[Collected data entries]
------------------------
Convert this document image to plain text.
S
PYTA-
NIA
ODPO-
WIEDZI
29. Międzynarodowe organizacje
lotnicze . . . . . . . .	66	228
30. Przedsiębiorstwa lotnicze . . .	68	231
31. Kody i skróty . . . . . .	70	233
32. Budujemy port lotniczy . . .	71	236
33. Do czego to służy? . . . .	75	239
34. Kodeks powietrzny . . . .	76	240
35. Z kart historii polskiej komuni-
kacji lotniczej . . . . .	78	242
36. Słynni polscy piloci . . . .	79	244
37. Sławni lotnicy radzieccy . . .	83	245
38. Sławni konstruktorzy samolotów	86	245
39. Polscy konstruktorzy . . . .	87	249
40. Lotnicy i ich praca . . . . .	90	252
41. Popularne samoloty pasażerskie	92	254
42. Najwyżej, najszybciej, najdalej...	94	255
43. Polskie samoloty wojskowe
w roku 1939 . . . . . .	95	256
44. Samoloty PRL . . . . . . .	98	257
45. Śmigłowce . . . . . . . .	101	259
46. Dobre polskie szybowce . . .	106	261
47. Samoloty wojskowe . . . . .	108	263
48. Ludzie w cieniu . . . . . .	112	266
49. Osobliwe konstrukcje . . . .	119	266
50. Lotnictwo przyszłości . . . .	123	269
------------------------
YOUR INSTRUCTIONS: A number is the only answer here: how many lines of the material above contain "konstruktorzy"?

COMPLETED EXERCISE: 2